Collect all the lines that mention the word "móviles".
[start of Information supplied]
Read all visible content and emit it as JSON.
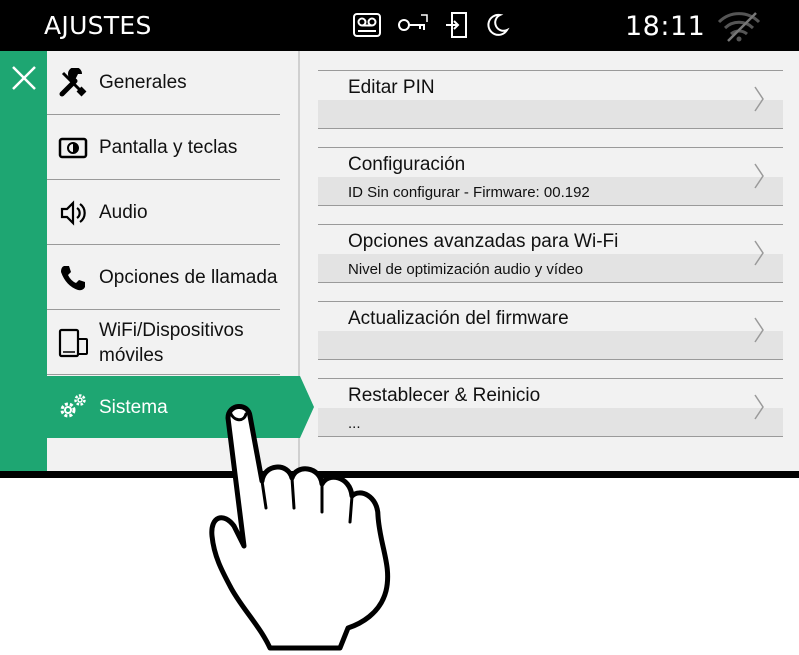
{
  "topbar": {
    "title": "AJUSTES",
    "clock": "18:11",
    "status_icons": [
      "voicemail-icon",
      "key-icon",
      "door-entry-icon",
      "moon-icon",
      "wifi-off-icon"
    ]
  },
  "colors": {
    "accent": "#1ea672",
    "background": "#f2f2f2",
    "band": "#e3e3e3",
    "topbar": "#000000"
  },
  "sidebar": {
    "items": [
      {
        "label": "Generales",
        "icon": "wrench-screwdriver-icon",
        "active": false
      },
      {
        "label": "Pantalla y teclas",
        "icon": "brightness-icon",
        "active": false
      },
      {
        "label": "Audio",
        "icon": "speaker-icon",
        "active": false
      },
      {
        "label": "Opciones de llamada",
        "icon": "phone-icon",
        "active": false
      },
      {
        "label": "WiFi/Dispositivos móviles",
        "label_line1": "WiFi/Dispositivos",
        "label_line2": "móviles",
        "icon": "devices-icon",
        "active": false
      },
      {
        "label": "Sistema",
        "icon": "gears-icon",
        "active": true
      }
    ]
  },
  "main": {
    "rows": [
      {
        "title": "Editar PIN",
        "subtitle": ""
      },
      {
        "title": "Configuración",
        "subtitle": "ID Sin configurar - Firmware: 00.192"
      },
      {
        "title": "Opciones avanzadas para Wi-Fi",
        "subtitle": "Nivel de optimización audio y vídeo"
      },
      {
        "title": "Actualización del firmware",
        "subtitle": ""
      },
      {
        "title": "Restablecer & Reinicio",
        "subtitle": "..."
      }
    ]
  }
}
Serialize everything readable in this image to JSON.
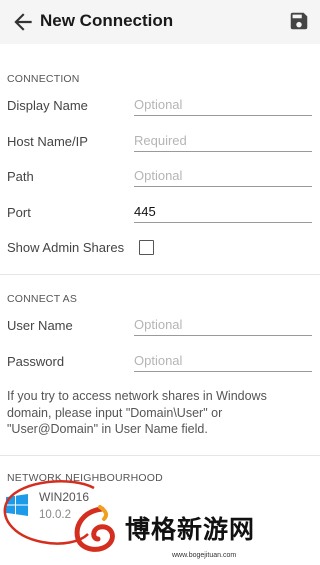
{
  "appbar": {
    "title": "New Connection"
  },
  "connection": {
    "section_label": "CONNECTION",
    "display_name": {
      "label": "Display Name",
      "placeholder": "Optional",
      "value": ""
    },
    "host": {
      "label": "Host Name/IP",
      "placeholder": "Required",
      "value": ""
    },
    "path": {
      "label": "Path",
      "placeholder": "Optional",
      "value": ""
    },
    "port": {
      "label": "Port",
      "placeholder": "",
      "value": "445"
    },
    "admin_shares": {
      "label": "Show Admin Shares",
      "checked": false
    }
  },
  "connect_as": {
    "section_label": "CONNECT AS",
    "user_name": {
      "label": "User Name",
      "placeholder": "Optional",
      "value": ""
    },
    "password": {
      "label": "Password",
      "placeholder": "Optional",
      "value": ""
    },
    "note": "If you try to access network shares in Windows domain, please input \"Domain\\User\" or \"User@Domain\" in User Name field."
  },
  "neighbourhood": {
    "section_label": "NETWORK NEIGHBOURHOOD",
    "devices": [
      {
        "name": "WIN2016",
        "version": "10.0.2",
        "icon": "windows-icon"
      }
    ]
  },
  "watermark": {
    "text": "博格新游网",
    "url": "www.bogejituan.com"
  },
  "colors": {
    "appbar_bg": "#f5f5f5",
    "windows_blue": "#1e9be8",
    "watermark_red": "#d42e1f",
    "watermark_orange": "#f0a020"
  }
}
[end of Information supplied]
**Response to the exercise:**
        "label": "WiFi/Dispositivos móviles",
        "label_line2": "móviles",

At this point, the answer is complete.